## Exercise brief
Write out every entry exactly as given, but omit the pictures.

## Data section
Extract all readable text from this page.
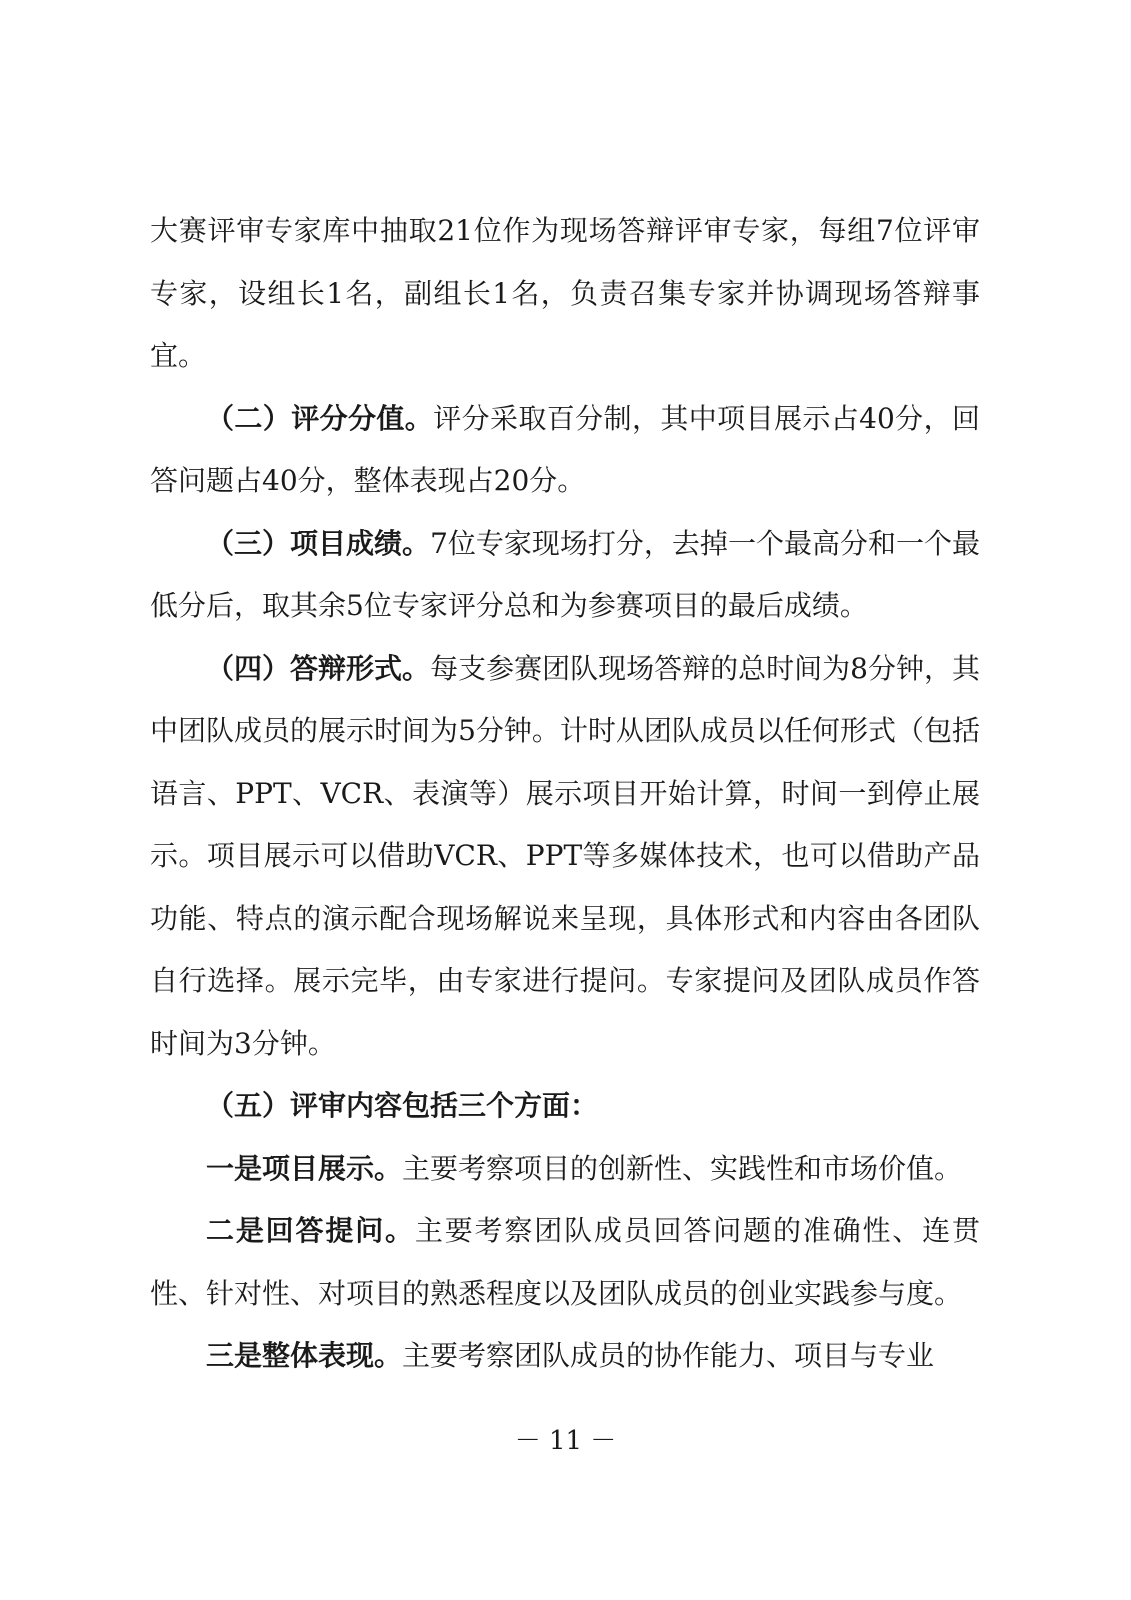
大赛评审专家库中抽取21位作为现场答辩评审专家，每组7位评审专家，设组长1名，副组长1名，负责召集专家并协调现场答辩事宜。

（二）评分分值。评分采取百分制，其中项目展示占40分，回答问题占40分，整体表现占20分。

（三）项目成绩。7位专家现场打分，去掉一个最高分和一个最低分后，取其余5位专家评分总和为参赛项目的最后成绩。

（四）答辩形式。每支参赛团队现场答辩的总时间为8分钟，其中团队成员的展示时间为5分钟。计时从团队成员以任何形式（包括语言、PPT、VCR、表演等）展示项目开始计算，时间一到停止展示。项目展示可以借助VCR、PPT等多媒体技术，也可以借助产品功能、特点的演示配合现场解说来呈现，具体形式和内容由各团队自行选择。展示完毕，由专家进行提问。专家提问及团队成员作答时间为3分钟。

（五）评审内容包括三个方面：

一是项目展示。主要考察项目的创新性、实践性和市场价值。

二是回答提问。主要考察团队成员回答问题的准确性、连贯性、针对性、对项目的熟悉程度以及团队成员的创业实践参与度。

三是整体表现。主要考察团队成员的协作能力、项目与专业

－ 11 －
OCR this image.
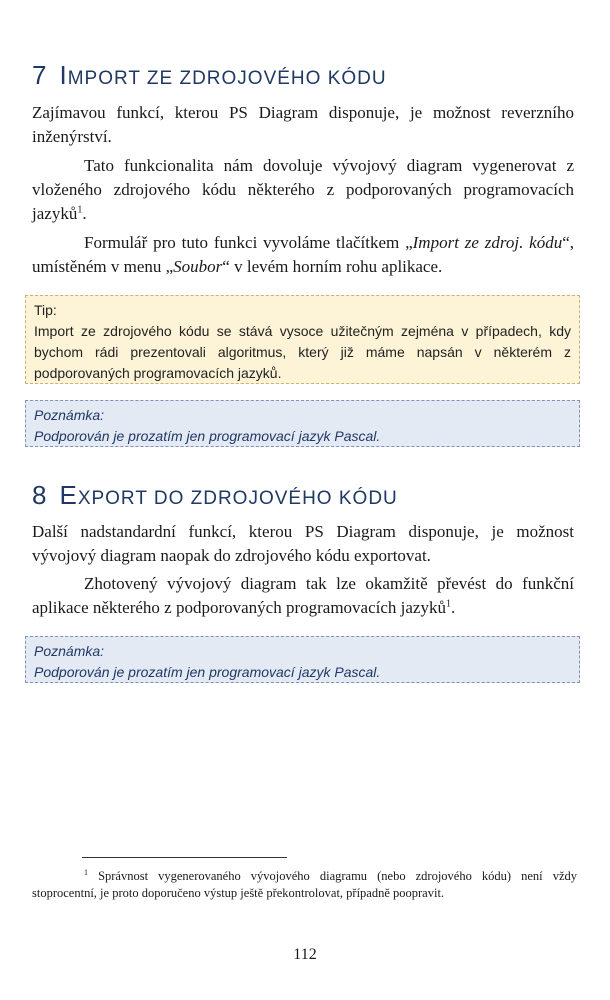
7 IMPORT ZE ZDROJOVÉHO KÓDU

Zajímavou funkcí, kterou PS Diagram disponuje, je možnost reverzního inženýrství.

Tato funkcionalita nám dovoluje vývojový diagram vygenerovat z vloženého zdrojového kódu některého z podporovaných programovacích jazyků$^1$.

Formulář pro tuto funkci vyvoláme tlačítkem „Import ze zdroj. kódu“, umístěném v menu „Soubor“ v levém horním rohu aplikace.

Tip:
Import ze zdrojového kódu se stává vysoce užitečným zejména v případech, kdy bychom rádi prezentovali algoritmus, který již máme napsán v některém z podporovaných programovacích jazyků.
Poznámka:
Podporován je prozatím jen programovací jazyk Pascal.
8 EXPORT DO ZDROJOVÉHO KÓDU

Další nadstandardní funkcí, kterou PS Diagram disponuje, je možnost vývojový diagram naopak do zdrojového kódu exportovat.

Zhotovený vývojový diagram tak lze okamžitě převést do funkční aplikace některého z podporovaných programovacích jazyků$^1$.

Poznámka:
Podporován je prozatím jen programovací jazyk Pascal.

$^1$ Správnost vygenerovaného vývojového diagramu (nebo zdrojového kódu) není vždy stoprocentní, je proto doporučeno výstup ještě překontrolovat, případně poopravit.

112
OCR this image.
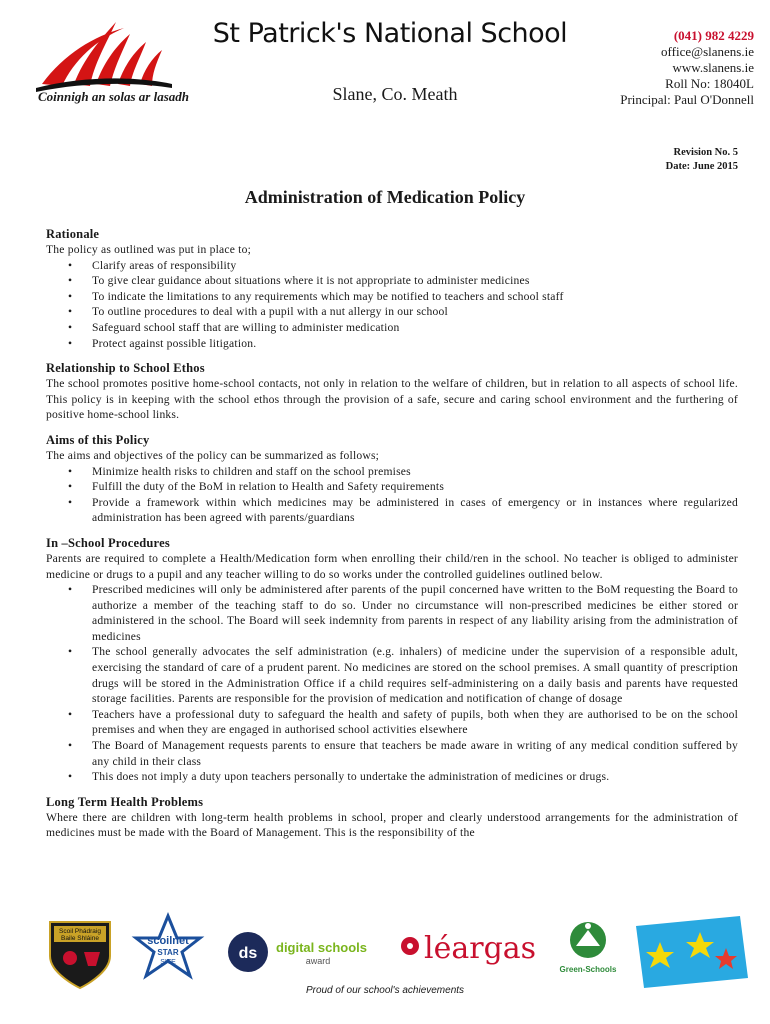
Coinnigh an solas ar lasadh
St Patrick's National School
Slane, Co. Meath
(041) 982 4229
office@slanens.ie
www.slanens.ie
Roll No: 18040L
Principal: Paul O'Donnell
Revision No. 5
Date: June 2015
Administration of Medication Policy
Rationale

The policy as outlined was put in place to;

• Clarify areas of responsibility
• To give clear guidance about situations where it is not appropriate to administer medicines
• To indicate the limitations to any requirements which may be notified to teachers and school staff
• To outline procedures to deal with a pupil with a nut allergy in our school
• Safeguard school staff that are willing to administer medication
• Protect against possible litigation.
Relationship to School Ethos

The school promotes positive home-school contacts, not only in relation to the welfare of children, but in relation to all aspects of school life. This policy is in keeping with the school ethos through the provision of a safe, secure and caring school environment and the furthering of positive home-school links.

Aims of this Policy

The aims and objectives of the policy can be summarized as follows;

• Minimize health risks to children and staff on the school premises
• Fulfill the duty of the BoM in relation to Health and Safety requirements
• Provide a framework within which medicines may be administered in cases of emergency or in instances where regularized administration has been agreed with parents/guardians
In –School Procedures

Parents are required to complete a Health/Medication form when enrolling their child/ren in the school. No teacher is obliged to administer medicine or drugs to a pupil and any teacher willing to do so works under the controlled guidelines outlined below.

• Prescribed medicines will only be administered after parents of the pupil concerned have written to the BoM requesting the Board to authorize a member of the teaching staff to do so. Under no circumstance will non-prescribed medicines be either stored or administered in the school. The Board will seek indemnity from parents in respect of any liability arising from the administration of medicines
• The school generally advocates the self administration (e.g. inhalers) of medicine under the supervision of a responsible adult, exercising the standard of care of a prudent parent. No medicines are stored on the school premises. A small quantity of prescription drugs will be stored in the Administration Office if a child requires self-administering on a daily basis and parents have requested storage facilities. Parents are responsible for the provision of medication and notification of change of dosage
• Teachers have a professional duty to safeguard the health and safety of pupils, both when they are authorised to be on the school premises and when they are engaged in authorised school activities elsewhere
• The Board of Management requests parents to ensure that teachers be made aware in writing of any medical condition suffered by any child in their class
• This does not imply a duty upon teachers personally to undertake the administration of medicines or drugs.
Long Term Health Problems

Where there are children with long-term health problems in school, proper and clearly understood arrangements for the administration of medicines must be made with the Board of Management. This is the responsibility of the

Scoil Phádraig
Baile Shláine	scoilnet
STAR
SITE
ds digital schools
award	léargas
Green-Schools
Proud of our school's achievements
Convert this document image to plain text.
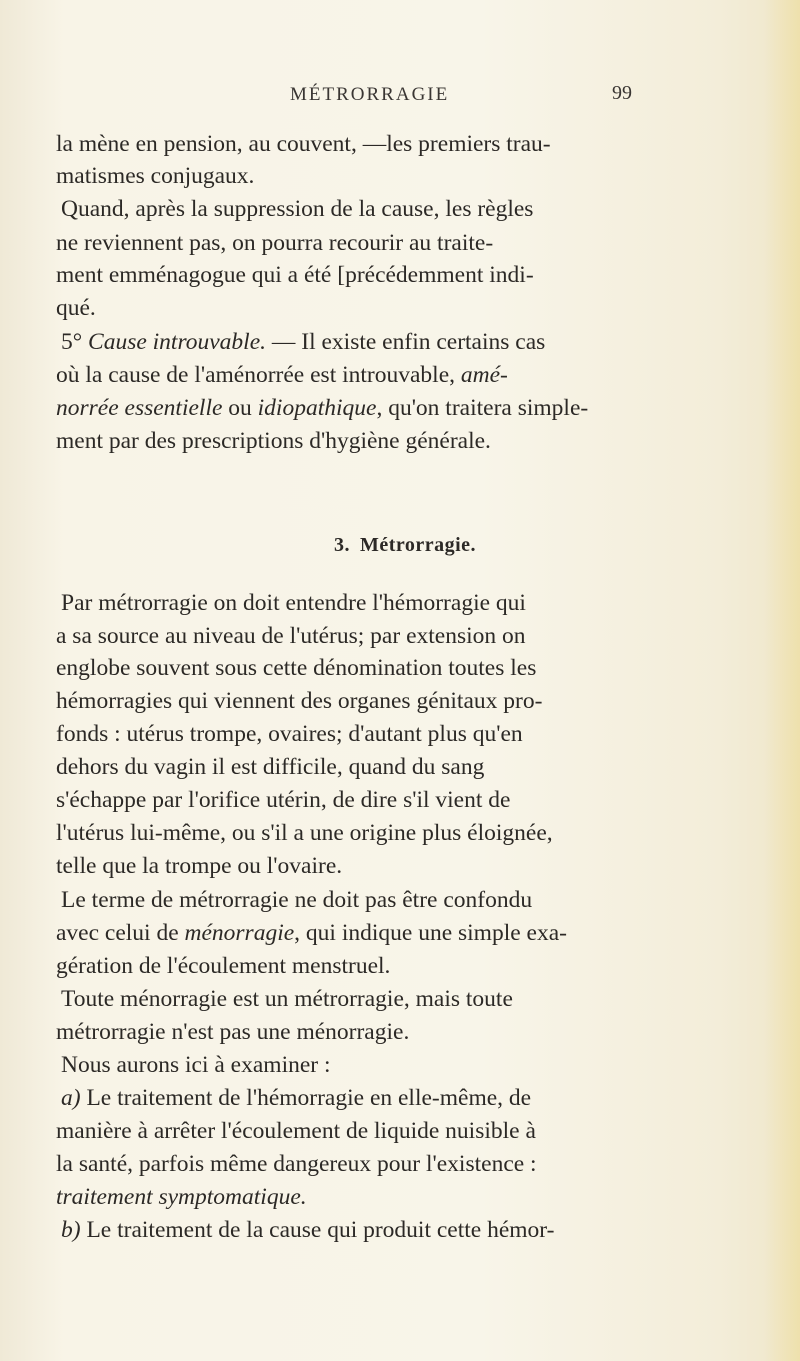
MÉTRORRAGIE	99
la mène en pension, au couvent, —les premiers trau-
matismes conjugaux.
Quand, après la suppression de la cause, les règles
ne reviennent pas, on pourra recourir au traite-
ment emménagogue qui a été [précédemment indi-
qué.
5° Cause introuvable. — Il existe enfin certains cas
où la cause de l'aménorrée est introuvable, amé-
norrée essentielle ou idiopathique, qu'on traitera simple-
ment par des prescriptions d'hygiène générale.
3. Métrorragie.
Par métrorragie on doit entendre l'hémorragie qui
a sa source au niveau de l'utérus; par extension on
englobe souvent sous cette dénomination toutes les
hémorragies qui viennent des organes génitaux pro-
fonds : utérus trompe, ovaires; d'autant plus qu'en
dehors du vagin il est difficile, quand du sang
s'échappe par l'orifice utérin, de dire s'il vient de
l'utérus lui-même, ou s'il a une origine plus éloignée,
telle que la trompe ou l'ovaire.
Le terme de métrorragie ne doit pas être confondu
avec celui de ménorragie, qui indique une simple exa-
gération de l'écoulement menstruel.
Toute ménorragie est un métrorragie, mais toute
métrorragie n'est pas une ménorragie.
Nous aurons ici à examiner :
a) Le traitement de l'hémorragie en elle-même, de
manière à arrêter l'écoulement de liquide nuisible à
la santé, parfois même dangereux pour l'existence :
traitement symptomatique.
b) Le traitement de la cause qui produit cette hémor-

## Answer to the task
Extract all readable text from this page.
大赛评审专家库中抽取21位作为现场答辩评审专家，每组7位评审专家，设组长1名，副组长1名，负责召集专家并协调现场答辩事宜。

（二）评分分值。评分采取百分制，其中项目展示占40分，回答问题占40分，整体表现占20分。

（三）项目成绩。7位专家现场打分，去掉一个最高分和一个最低分后，取其余5位专家评分总和为参赛项目的最后成绩。

（四）答辩形式。每支参赛团队现场答辩的总时间为8分钟，其中团队成员的展示时间为5分钟。计时从团队成员以任何形式（包括语言、PPT、VCR、表演等）展示项目开始计算，时间一到停止展示。项目展示可以借助VCR、PPT等多媒体技术，也可以借助产品功能、特点的演示配合现场解说来呈现，具体形式和内容由各团队自行选择。展示完毕，由专家进行提问。专家提问及团队成员作答时间为3分钟。

（五）评审内容包括三个方面：

一是项目展示。主要考察项目的创新性、实践性和市场价值。

二是回答提问。主要考察团队成员回答问题的准确性、连贯性、针对性、对项目的熟悉程度以及团队成员的创业实践参与度。

三是整体表现。主要考察团队成员的协作能力、项目与专业

－ 11 －
OCR this image.
7 IMPORT ZE ZDROJOVÉHO KÓDU

Zajímavou funkcí, kterou PS Diagram disponuje, je možnost reverzního inženýrství.

Tato funkcionalita nám dovoluje vývojový diagram vygenerovat z vloženého zdrojového kódu některého z podporovaných programovacích jazyků$^1$.

Formulář pro tuto funkci vyvoláme tlačítkem „Import ze zdroj. kódu“, umístěném v menu „Soubor“ v levém horním rohu aplikace.

Tip:
Import ze zdrojového kódu se stává vysoce užitečným zejména v případech, kdy bychom rádi prezentovali algoritmus, který již máme napsán v některém z podporovaných programovacích jazyků.
Poznámka:
Podporován je prozatím jen programovací jazyk Pascal.
8 EXPORT DO ZDROJOVÉHO KÓDU

Další nadstandardní funkcí, kterou PS Diagram disponuje, je možnost vývojový diagram naopak do zdrojového kódu exportovat.

Zhotovený vývojový diagram tak lze okamžitě převést do funkční aplikace některého z podporovaných programovacích jazyků$^1$.

Poznámka:
Podporován je prozatím jen programovací jazyk Pascal.

$^1$ Správnost vygenerovaného vývojového diagramu (nebo zdrojového kódu) není vždy stoprocentní, je proto doporučeno výstup ještě překontrolovat, případně poopravit.

112
OCR this image.
Coinnigh an solas ar lasadh
St Patrick's National School
Slane, Co. Meath
(041) 982 4229
office@slanens.ie
www.slanens.ie
Roll No: 18040L
Principal: Paul O'Donnell
Revision No. 5
Date: June 2015
Administration of Medication Policy
Rationale

The policy as outlined was put in place to;

• Clarify areas of responsibility
• To give clear guidance about situations where it is not appropriate to administer medicines
• To indicate the limitations to any requirements which may be notified to teachers and school staff
• To outline procedures to deal with a pupil with a nut allergy in our school
• Safeguard school staff that are willing to administer medication
• Protect against possible litigation.
Relationship to School Ethos

The school promotes positive home-school contacts, not only in relation to the welfare of children, but in relation to all aspects of school life. This policy is in keeping with the school ethos through the provision of a safe, secure and caring school environment and the furthering of positive home-school links.

Aims of this Policy

The aims and objectives of the policy can be summarized as follows;

• Minimize health risks to children and staff on the school premises
• Fulfill the duty of the BoM in relation to Health and Safety requirements
• Provide a framework within which medicines may be administered in cases of emergency or in instances where regularized administration has been agreed with parents/guardians
In –School Procedures

Parents are required to complete a Health/Medication form when enrolling their child/ren in the school. No teacher is obliged to administer medicine or drugs to a pupil and any teacher willing to do so works under the controlled guidelines outlined below.

• Prescribed medicines will only be administered after parents of the pupil concerned have written to the BoM requesting the Board to authorize a member of the teaching staff to do so. Under no circumstance will non-prescribed medicines be either stored or administered in the school. The Board will seek indemnity from parents in respect of any liability arising from the administration of medicines
• The school generally advocates the self administration (e.g. inhalers) of medicine under the supervision of a responsible adult, exercising the standard of care of a prudent parent. No medicines are stored on the school premises. A small quantity of prescription drugs will be stored in the Administration Office if a child requires self-administering on a daily basis and parents have requested storage facilities. Parents are responsible for the provision of medication and notification of change of dosage
• Teachers have a professional duty to safeguard the health and safety of pupils, both when they are authorised to be on the school premises and when they are engaged in authorised school activities elsewhere
• The Board of Management requests parents to ensure that teachers be made aware in writing of any medical condition suffered by any child in their class
• This does not imply a duty upon teachers personally to undertake the administration of medicines or drugs.
Long Term Health Problems

Where there are children with long-term health problems in school, proper and clearly understood arrangements for the administration of medicines must be made with the Board of Management. This is the responsibility of the

Scoil Phádraig
Baile Shláine	scoilnet
STAR
SITE
ds digital schools
award	léargas
Green-Schools
Proud of our school's achievements
Convert this document image to plain text.
MÉTRORRAGIE	99
la mène en pension, au couvent, —les premiers trau-
matismes conjugaux.
Quand, après la suppression de la cause, les règles
ne reviennent pas, on pourra recourir au traite-
ment emménagogue qui a été [précédemment indi-
qué.
5° Cause introuvable. — Il existe enfin certains cas
où la cause de l'aménorrée est introuvable, amé-
norrée essentielle ou idiopathique, qu'on traitera simple-
ment par des prescriptions d'hygiène générale.
3. Métrorragie.
Par métrorragie on doit entendre l'hémorragie qui
a sa source au niveau de l'utérus; par extension on
englobe souvent sous cette dénomination toutes les
hémorragies qui viennent des organes génitaux pro-
fonds : utérus trompe, ovaires; d'autant plus qu'en
dehors du vagin il est difficile, quand du sang
s'échappe par l'orifice utérin, de dire s'il vient de
l'utérus lui-même, ou s'il a une origine plus éloignée,
telle que la trompe ou l'ovaire.
Le terme de métrorragie ne doit pas être confondu
avec celui de ménorragie, qui indique une simple exa-
gération de l'écoulement menstruel.
Toute ménorragie est un métrorragie, mais toute
métrorragie n'est pas une ménorragie.
Nous aurons ici à examiner :
a) Le traitement de l'hémorragie en elle-même, de
manière à arrêter l'écoulement de liquide nuisible à
la santé, parfois même dangereux pour l'existence :
traitement symptomatique.
b) Le traitement de la cause qui produit cette hémor-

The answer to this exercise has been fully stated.